---------- PASSAGE TO READ

Supervisor Truth: Organizational culture is determined by the belief-behavior systems of supervisors.

Subordinate Truth: In an autocratic culture, supervisors unconsciously create cultures of suffocation and status quo and mistakenly believe the opposite.

RULE: Supervisors’ Beliefs are Unconscious

Supervisor Truth: Engaged employees result in improved organizational performance, decreased employee sick leave, and lower workplace injuries.

Subordinate Truth: Employee engagement is not a function of the subordinate worker, but rather a function of each supervisor’s belief-behavior system.

RULE: Supervisors control and determine whether the workplace culture is one of engagement or conformity

Supervisor Truth: Employee burnout results in lower organizational performance, increased employee sick leave, and increased workplace injuries.

Subordinate Truth: Burnout is a result of suppressive workplace culture, which is a function of a supervisor’s autocratic belief-behavior system.

--------------------

**COMPLETE THE FOLLOWING**.
1: In the text on supervisors and workplace culture, turn the paragraph beginning "Supervisor Truth: Engaged employees" into a short list that keeps its main facts.
2: Resume the text on supervisors and workplace culture from its final line, carrying on in the same pattern.
Nothing in the lines that follow has any bearing on this work.

---------- DATASET EXCERPTS

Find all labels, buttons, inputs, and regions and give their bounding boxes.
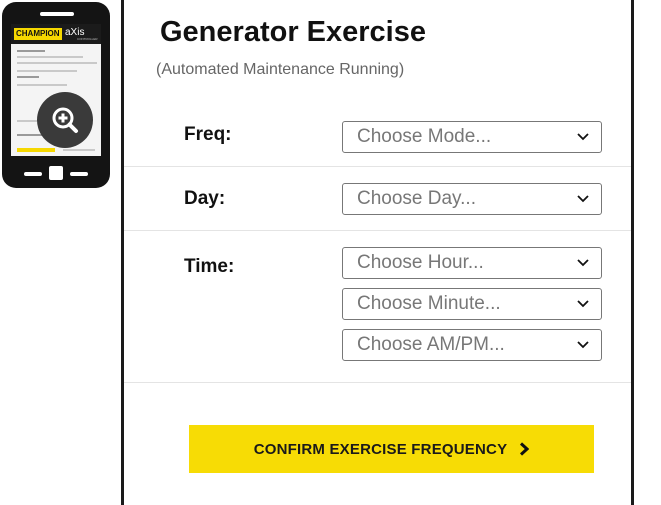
page-title: Generator Exercise (160, 16, 426, 48)
exercise-panel: Generator Exercise (Automated Maintenanc… (121, 0, 634, 505)
page-subtitle: (Automated Maintenance Running) (156, 61, 405, 78)
screen-line (63, 149, 95, 151)
chevron-down-icon (577, 133, 589, 141)
chevron-down-icon (577, 259, 589, 267)
divider (124, 382, 631, 383)
freq-select-value: Choose Mode... (357, 126, 492, 147)
confirm-exercise-button[interactable]: CONFIRM EXERCISE FREQUENCY (189, 425, 594, 473)
freq-select[interactable]: Choose Mode... (342, 121, 602, 153)
hour-select[interactable]: Choose Hour... (342, 247, 602, 279)
chevron-down-icon (577, 300, 589, 308)
hour-select-value: Choose Hour... (357, 252, 484, 273)
screen-line (17, 120, 37, 122)
day-select-value: Choose Day... (357, 188, 476, 209)
chevron-down-icon (577, 341, 589, 349)
freq-label: Freq: (184, 124, 232, 145)
screen-line (17, 70, 77, 72)
time-label: Time: (184, 256, 235, 277)
screen-line (17, 62, 97, 64)
product-logo-sub: CONTROLLER (77, 37, 98, 41)
zoom-in-icon[interactable] (37, 92, 93, 148)
phone-screen: CHAMPION aXis CONTROLLER (11, 24, 101, 156)
phone-buttons (2, 164, 110, 184)
screen-line (17, 76, 39, 78)
screen-line (17, 84, 67, 86)
minute-select-value: Choose Minute... (357, 293, 501, 314)
screen-line (17, 50, 45, 52)
day-label: Day: (184, 188, 226, 209)
confirm-button-label: CONFIRM EXERCISE FREQUENCY (253, 440, 508, 458)
phone-speaker (40, 12, 74, 16)
phone-menu-button (70, 172, 88, 176)
screen-line (17, 56, 83, 58)
phone-home-button (49, 166, 63, 180)
screen-yellow-button (17, 148, 55, 152)
ampm-select-value: Choose AM/PM... (357, 334, 505, 355)
minute-select[interactable]: Choose Minute... (342, 288, 602, 320)
day-select[interactable]: Choose Day... (342, 183, 602, 215)
phone-thumbnail[interactable]: CHAMPION aXis CONTROLLER (2, 2, 110, 188)
brand-logo: CHAMPION (14, 28, 62, 40)
ampm-select[interactable]: Choose AM/PM... (342, 329, 602, 361)
chevron-down-icon (577, 195, 589, 203)
phone-brand-bar: CHAMPION aXis CONTROLLER (11, 24, 101, 44)
divider (124, 230, 631, 231)
chevron-right-icon (520, 442, 530, 456)
phone-back-button (24, 172, 42, 176)
divider (124, 166, 631, 167)
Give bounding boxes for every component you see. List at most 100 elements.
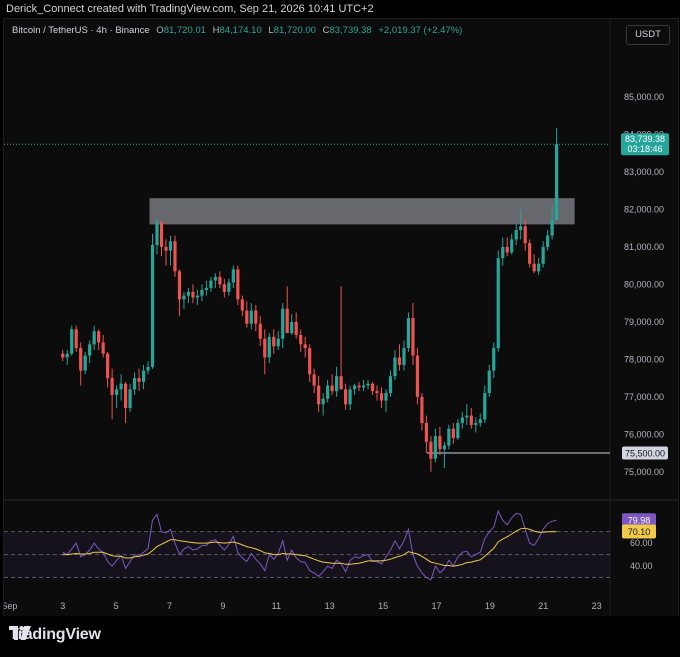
candle-body	[469, 415, 473, 425]
candle-body	[70, 329, 74, 354]
candle-body	[384, 393, 388, 401]
change-value: +2,019.37 (+2.47%)	[378, 25, 463, 36]
candle-body	[227, 282, 231, 292]
candle-body	[258, 323, 262, 339]
candle-body	[137, 378, 141, 382]
candle-body	[272, 336, 276, 347]
support-price-tag-value: 75,500.00	[625, 448, 665, 458]
footer	[0, 616, 680, 657]
rsi-value-tag-text: 79.98	[628, 516, 651, 526]
candle-body	[173, 241, 177, 272]
candle-body	[546, 235, 550, 247]
candle-body	[411, 318, 415, 356]
time-tick-label: 21	[538, 601, 548, 611]
symbol-legend: Bitcoin / TetherUS · 4h · Binance O81,72…	[12, 25, 462, 36]
candle-body	[79, 348, 83, 371]
candle-body	[406, 318, 411, 349]
time-tick-label: 15	[378, 601, 388, 611]
candle-body	[420, 396, 424, 424]
candle-body	[438, 436, 442, 450]
candle-body	[487, 370, 491, 394]
candle-body	[65, 353, 69, 358]
candle-body	[460, 417, 464, 424]
attribution-text: Derick_Connect created with TradingView.…	[6, 3, 374, 15]
price-tick-label: 78,000.00	[624, 354, 664, 364]
candle-body	[370, 383, 375, 392]
candle-body	[97, 331, 101, 343]
candle-body	[299, 334, 303, 345]
candle-body	[200, 289, 204, 296]
candle-body	[155, 222, 159, 246]
chart-frame[interactable]: 75,000.00 76,000.00 77,000.00 78,000.00 79,0…	[3, 18, 679, 618]
time-tick-label: Sep	[4, 601, 17, 611]
candle-body	[510, 239, 514, 253]
time-tick-label: 5	[114, 601, 119, 611]
candle-body	[195, 295, 200, 298]
candle-body	[123, 383, 128, 409]
price-tick-label: 76,000.00	[624, 429, 664, 439]
price-chart-svg[interactable]: 75,000.00 76,000.00 77,000.00 78,000.00 79,0…	[4, 19, 678, 617]
candle-body	[492, 348, 496, 371]
rsi-ma-tag-text: 70.10	[628, 527, 651, 537]
candle-body	[330, 385, 334, 392]
candle-body	[424, 423, 429, 442]
candle-body	[519, 226, 523, 231]
candle-body	[465, 415, 469, 418]
candle-body	[61, 353, 65, 358]
rsi-tick-label: 40.00	[630, 561, 653, 571]
time-tick-label: 13	[325, 601, 335, 611]
candle-body	[483, 393, 487, 420]
candle-body	[209, 280, 213, 289]
candle-body	[451, 428, 455, 439]
candle-body	[523, 226, 527, 244]
candle-body	[442, 445, 446, 450]
candle-body	[303, 344, 307, 349]
candle-body	[159, 222, 164, 247]
candle-body	[110, 378, 114, 395]
candle-body	[177, 271, 182, 300]
close-value: 83,739.38	[329, 25, 372, 36]
candle-body	[339, 376, 343, 390]
candle-body	[321, 398, 325, 405]
last-price-tag-value: 83,739.38	[625, 134, 665, 144]
price-tick-label: 83,000.00	[624, 167, 664, 177]
candle-body	[528, 243, 532, 264]
candle-body	[496, 258, 500, 349]
candle-body	[317, 385, 321, 405]
candle-body	[357, 385, 361, 388]
candle-body	[132, 378, 137, 390]
time-tick-label: 19	[485, 601, 495, 611]
rsi-tick-label: 60.00	[630, 538, 653, 548]
price-tick-label: 80,000.00	[624, 279, 664, 289]
top-bar: Derick_Connect created with TradingView.…	[0, 0, 680, 18]
price-tick-label: 79,000.00	[624, 317, 664, 327]
candle-body	[101, 342, 105, 354]
candle-body	[352, 385, 357, 390]
candle-body	[254, 310, 258, 324]
candle-body	[168, 241, 173, 251]
candle-body	[249, 310, 253, 324]
candle-body	[263, 338, 267, 358]
candle-body	[146, 366, 150, 371]
candle-body	[366, 383, 370, 386]
candle-body	[128, 389, 132, 409]
candle-body	[447, 428, 451, 446]
candle-body	[433, 436, 437, 459]
candle-body	[415, 355, 420, 397]
currency-button[interactable]: USDT	[626, 25, 670, 45]
candle-body	[236, 269, 240, 300]
candle-body	[375, 391, 379, 394]
candle-body	[285, 308, 289, 334]
candle-body	[537, 263, 541, 272]
tradingview-logo[interactable]: TradingView	[9, 626, 101, 644]
candle-body	[222, 284, 226, 292]
candle-body	[115, 389, 119, 395]
candle-body	[231, 269, 235, 283]
candle-body	[240, 299, 244, 311]
candle-body	[245, 310, 249, 324]
tradingview-logo-icon	[9, 626, 31, 640]
candle-body	[532, 263, 536, 272]
candle-body	[106, 353, 110, 379]
candle-body	[541, 246, 545, 264]
candle-body	[550, 219, 554, 236]
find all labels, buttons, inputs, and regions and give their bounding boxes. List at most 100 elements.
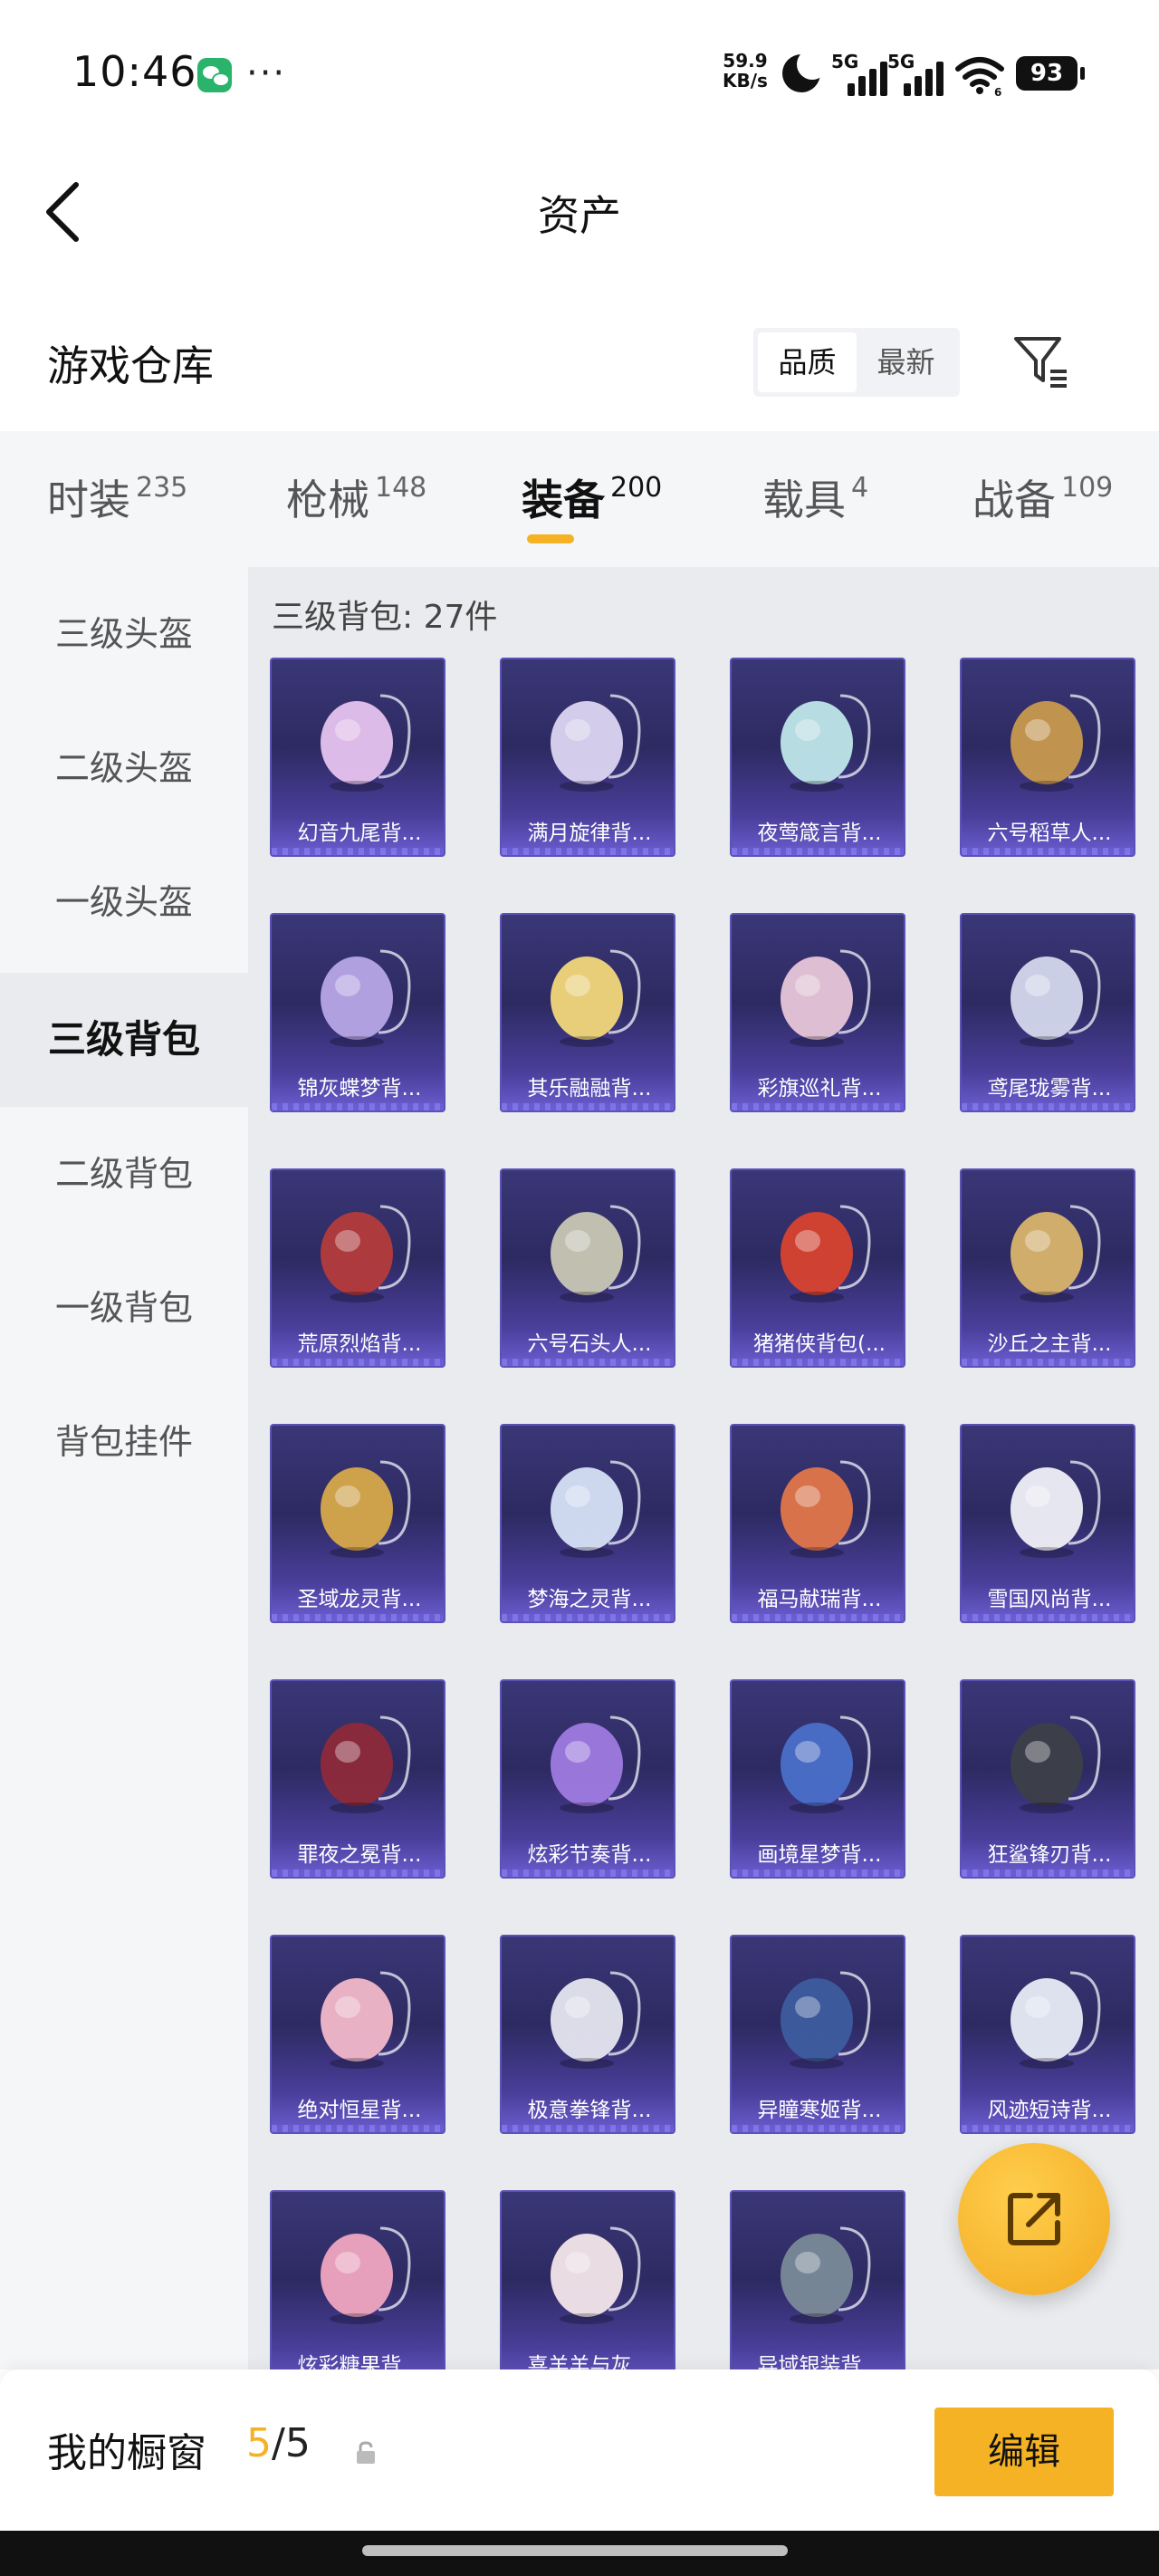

--------------------

**TASK-BY-TASK OUTPUTS**.
1:
Engaged employees lead to:
- better organizational performance
- less employee sick leave
- fewer workplace injuries

2:
RULE: Burnout is a result of an autocratic workplace culture and can be prevented when supervisors learn how to function in their democratic belief-behavior systems

Supervisor Truth: The people doing the work have the knowledge needed to solve organizational problems.

Subordinate Truth: In an autocratic culture, the knowledge, insights, and experiences of subordinates are not valued nor sought out to understand and solve organizational problems.

RULE: Supervisors are generally unaware when they function in their autocratic belief-behavior systems

Supervisor Truth: Metrics are important in finding organizational knowledge gaps and performance gaps.

Subordinate Truth: In an autocratic culture, supervisors use metrics to drive conformity rather than learning.

RULE: It is not the tool itself but rather how a tool is used which determines if a supervisor is running a learning or conformity process

Supervisor Truth: When subordinates “speak out,” organizations can solve problems effectively.

Subordinate Truth: In an autocratic culture, it is safer and smarter for survival in the hierarchy for subordinate workers to avoid “speaking out.”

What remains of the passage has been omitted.